▸ What is needed
Print all entries precisely as they are written.

▸ Exercise inputs

= = = = = = =

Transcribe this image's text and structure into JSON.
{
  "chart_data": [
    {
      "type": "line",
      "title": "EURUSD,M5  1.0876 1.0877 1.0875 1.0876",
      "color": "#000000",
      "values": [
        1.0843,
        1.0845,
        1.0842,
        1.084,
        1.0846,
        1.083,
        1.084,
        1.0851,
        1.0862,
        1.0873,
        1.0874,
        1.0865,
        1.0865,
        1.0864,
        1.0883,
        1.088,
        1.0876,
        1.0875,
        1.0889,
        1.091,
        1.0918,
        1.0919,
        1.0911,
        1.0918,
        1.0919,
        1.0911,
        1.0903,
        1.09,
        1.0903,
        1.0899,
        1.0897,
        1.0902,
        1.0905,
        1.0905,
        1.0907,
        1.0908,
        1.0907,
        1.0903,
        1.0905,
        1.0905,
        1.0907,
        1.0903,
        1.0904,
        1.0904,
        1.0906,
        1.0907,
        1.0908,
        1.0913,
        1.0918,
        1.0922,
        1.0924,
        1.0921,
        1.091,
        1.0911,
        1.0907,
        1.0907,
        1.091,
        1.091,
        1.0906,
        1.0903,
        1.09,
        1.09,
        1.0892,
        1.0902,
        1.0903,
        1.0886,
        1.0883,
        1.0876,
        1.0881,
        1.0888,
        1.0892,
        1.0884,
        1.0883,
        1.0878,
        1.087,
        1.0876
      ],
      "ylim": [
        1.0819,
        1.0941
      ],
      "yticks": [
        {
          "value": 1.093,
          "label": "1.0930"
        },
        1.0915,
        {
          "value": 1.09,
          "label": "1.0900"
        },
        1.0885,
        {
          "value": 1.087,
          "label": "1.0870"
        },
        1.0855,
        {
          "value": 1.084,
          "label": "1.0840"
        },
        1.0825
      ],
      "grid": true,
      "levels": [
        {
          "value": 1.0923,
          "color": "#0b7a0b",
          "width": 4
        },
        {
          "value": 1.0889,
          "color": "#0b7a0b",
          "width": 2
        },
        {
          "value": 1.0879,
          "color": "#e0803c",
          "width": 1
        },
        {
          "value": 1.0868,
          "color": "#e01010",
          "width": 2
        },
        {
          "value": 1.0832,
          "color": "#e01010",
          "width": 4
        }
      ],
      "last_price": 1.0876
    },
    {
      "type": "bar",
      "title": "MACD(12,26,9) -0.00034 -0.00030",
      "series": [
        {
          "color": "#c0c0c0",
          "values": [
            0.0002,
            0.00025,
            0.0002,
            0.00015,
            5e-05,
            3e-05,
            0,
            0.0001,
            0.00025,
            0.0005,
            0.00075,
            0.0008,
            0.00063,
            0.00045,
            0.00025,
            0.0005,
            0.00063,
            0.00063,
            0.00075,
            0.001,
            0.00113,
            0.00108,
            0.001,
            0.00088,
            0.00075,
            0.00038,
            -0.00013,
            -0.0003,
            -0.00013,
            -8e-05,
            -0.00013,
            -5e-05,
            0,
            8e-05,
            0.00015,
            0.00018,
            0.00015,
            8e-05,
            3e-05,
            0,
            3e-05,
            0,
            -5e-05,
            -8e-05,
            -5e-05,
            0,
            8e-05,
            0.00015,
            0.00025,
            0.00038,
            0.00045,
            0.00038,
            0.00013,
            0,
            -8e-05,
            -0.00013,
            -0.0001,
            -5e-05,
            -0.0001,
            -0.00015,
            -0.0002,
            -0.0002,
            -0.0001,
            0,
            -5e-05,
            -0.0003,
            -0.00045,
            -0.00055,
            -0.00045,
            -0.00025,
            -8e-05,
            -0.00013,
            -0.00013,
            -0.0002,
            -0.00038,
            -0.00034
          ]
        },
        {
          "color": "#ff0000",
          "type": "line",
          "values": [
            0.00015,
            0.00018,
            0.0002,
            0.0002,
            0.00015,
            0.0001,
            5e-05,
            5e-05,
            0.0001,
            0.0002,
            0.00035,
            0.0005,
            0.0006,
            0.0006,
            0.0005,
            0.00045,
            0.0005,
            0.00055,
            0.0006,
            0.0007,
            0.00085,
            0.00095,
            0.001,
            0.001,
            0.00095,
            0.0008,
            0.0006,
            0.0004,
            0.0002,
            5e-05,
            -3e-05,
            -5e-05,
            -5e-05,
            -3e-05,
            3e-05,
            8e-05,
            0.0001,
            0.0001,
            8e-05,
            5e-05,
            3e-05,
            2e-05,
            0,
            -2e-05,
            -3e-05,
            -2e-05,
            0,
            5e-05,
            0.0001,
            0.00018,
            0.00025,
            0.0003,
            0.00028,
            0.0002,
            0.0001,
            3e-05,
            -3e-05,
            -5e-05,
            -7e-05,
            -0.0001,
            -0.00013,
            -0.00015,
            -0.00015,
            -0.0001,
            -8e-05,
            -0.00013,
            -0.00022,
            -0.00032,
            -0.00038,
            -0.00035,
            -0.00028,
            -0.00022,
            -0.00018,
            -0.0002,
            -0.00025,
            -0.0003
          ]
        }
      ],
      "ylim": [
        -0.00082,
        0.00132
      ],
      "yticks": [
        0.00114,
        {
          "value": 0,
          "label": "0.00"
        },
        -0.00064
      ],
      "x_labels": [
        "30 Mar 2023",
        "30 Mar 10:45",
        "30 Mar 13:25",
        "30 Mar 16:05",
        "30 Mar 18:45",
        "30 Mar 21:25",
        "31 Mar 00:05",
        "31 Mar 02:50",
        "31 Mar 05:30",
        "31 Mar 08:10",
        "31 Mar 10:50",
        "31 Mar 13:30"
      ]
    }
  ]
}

= = = = = = =

▸ Worked solution
Transcribe this image's text and structure into JSON.
{
  "chart_data": [
    {
      "type": "line",
      "title": "EURUSD,M5  1.0876 1.0877 1.0875 1.0876",
      "color": "#000000",
      "values": [
        1.0843,
        1.0845,
        1.0842,
        1.084,
        1.0846,
        1.083,
        1.084,
        1.0851,
        1.0862,
        1.0873,
        1.0874,
        1.0865,
        1.0865,
        1.0864,
        1.0883,
        1.088,
        1.0876,
        1.0875,
        1.0889,
        1.091,
        1.0918,
        1.0919,
        1.0911,
        1.0918,
        1.0919,
        1.0911,
        1.0903,
        1.09,
        1.0903,
        1.0899,
        1.0897,
        1.0902,
        1.0905,
        1.0905,
        1.0907,
        1.0908,
        1.0907,
        1.0903,
        1.0905,
        1.0905,
        1.0907,
        1.0903,
        1.0904,
        1.0904,
        1.0906,
        1.0907,
        1.0908,
        1.0913,
        1.0918,
        1.0922,
        1.0924,
        1.0921,
        1.091,
        1.0911,
        1.0907,
        1.0907,
        1.091,
        1.091,
        1.0906,
        1.0903,
        1.09,
        1.09,
        1.0892,
        1.0902,
        1.0903,
        1.0886,
        1.0883,
        1.0876,
        1.0881,
        1.0888,
        1.0892,
        1.0884,
        1.0883,
        1.0878,
        1.087,
        1.0876
      ],
      "ylim": [
        1.0819,
        1.0941
      ],
      "yticks": [
        {
          "value": 1.093,
          "label": "1.0930"
        },
        1.0915,
        {
          "value": 1.09,
          "label": "1.0900"
        },
        1.0885,
        {
          "value": 1.087,
          "label": "1.0870"
        },
        1.0855,
        {
          "value": 1.084,
          "label": "1.0840"
        },
        1.0825
      ],
      "grid": true,
      "levels": [
        {
          "value": 1.0923,
          "color": "#0b7a0b",
          "width": 4
        },
        {
          "value": 1.0889,
          "color": "#0b7a0b",
          "width": 2
        },
        {
          "value": 1.0879,
          "color": "#e0803c",
          "width": 1
        },
        {
          "value": 1.0868,
          "color": "#e01010",
          "width": 2
        },
        {
          "value": 1.0832,
          "color": "#e01010",
          "width": 4
        }
      ],
      "last_price": 1.0876
    },
    {
      "type": "bar",
      "title": "MACD(12,26,9) -0.00034 -0.00030",
      "series": [
        {
          "color": "#c0c0c0",
          "values": [
            0.0002,
            0.00025,
            0.0002,
            0.00015,
            5e-05,
            3e-05,
            0,
            0.0001,
            0.00025,
            0.0005,
            0.00075,
            0.0008,
            0.00063,
            0.00045,
            0.00025,
            0.0005,
            0.00063,
            0.00063,
            0.00075,
            0.001,
            0.00113,
            0.00108,
            0.001,
            0.00088,
            0.00075,
            0.00038,
            -0.00013,
            -0.0003,
            -0.00013,
            -8e-05,
            -0.00013,
            -5e-05,
            0,
            8e-05,
            0.00015,
            0.00018,
            0.00015,
            8e-05,
            3e-05,
            0,
            3e-05,
            0,
            -5e-05,
            -8e-05,
            -5e-05,
            0,
            8e-05,
            0.00015,
            0.00025,
            0.00038,
            0.00045,
            0.00038,
            0.00013,
            0,
            -8e-05,
            -0.00013,
            -0.0001,
            -5e-05,
            -0.0001,
            -0.00015,
            -0.0002,
            -0.0002,
            -0.0001,
            0,
            -5e-05,
            -0.0003,
            -0.00045,
            -0.00055,
            -0.00045,
            -0.00025,
            -8e-05,
            -0.00013,
            -0.00013,
            -0.0002,
            -0.00038,
            -0.00034
          ]
        },
        {
          "color": "#ff0000",
          "type": "line",
          "values": [
            0.00015,
            0.00018,
            0.0002,
            0.0002,
            0.00015,
            0.0001,
            5e-05,
            5e-05,
            0.0001,
            0.0002,
            0.00035,
            0.0005,
            0.0006,
            0.0006,
            0.0005,
            0.00045,
            0.0005,
            0.00055,
            0.0006,
            0.0007,
            0.00085,
            0.00095,
            0.001,
            0.001,
            0.00095,
            0.0008,
            0.0006,
            0.0004,
            0.0002,
            5e-05,
            -3e-05,
            -5e-05,
            -5e-05,
            -3e-05,
            3e-05,
            8e-05,
            0.0001,
            0.0001,
            8e-05,
            5e-05,
            3e-05,
            2e-05,
            0,
            -2e-05,
            -3e-05,
            -2e-05,
            0,
            5e-05,
            0.0001,
            0.00018,
            0.00025,
            0.0003,
            0.00028,
            0.0002,
            0.0001,
            3e-05,
            -3e-05,
            -5e-05,
            -7e-05,
            -0.0001,
            -0.00013,
            -0.00015,
            -0.00015,
            -0.0001,
            -8e-05,
            -0.00013,
            -0.00022,
            -0.00032,
            -0.00038,
            -0.00035,
            -0.00028,
            -0.00022,
            -0.00018,
            -0.0002,
            -0.00025,
            -0.0003
          ]
        }
      ],
      "ylim": [
        -0.00082,
        0.00132
      ],
      "yticks": [
        0.00114,
        {
          "value": 0,
          "label": "0.00"
        },
        -0.00064
      ],
      "x_labels": [
        "30 Mar 2023",
        "30 Mar 10:45",
        "30 Mar 13:25",
        "30 Mar 16:05",
        "30 Mar 18:45",
        "30 Mar 21:25",
        "31 Mar 00:05",
        "31 Mar 02:50",
        "31 Mar 05:30",
        "31 Mar 08:10",
        "31 Mar 10:50",
        "31 Mar 13:30"
      ]
    }
  ]
}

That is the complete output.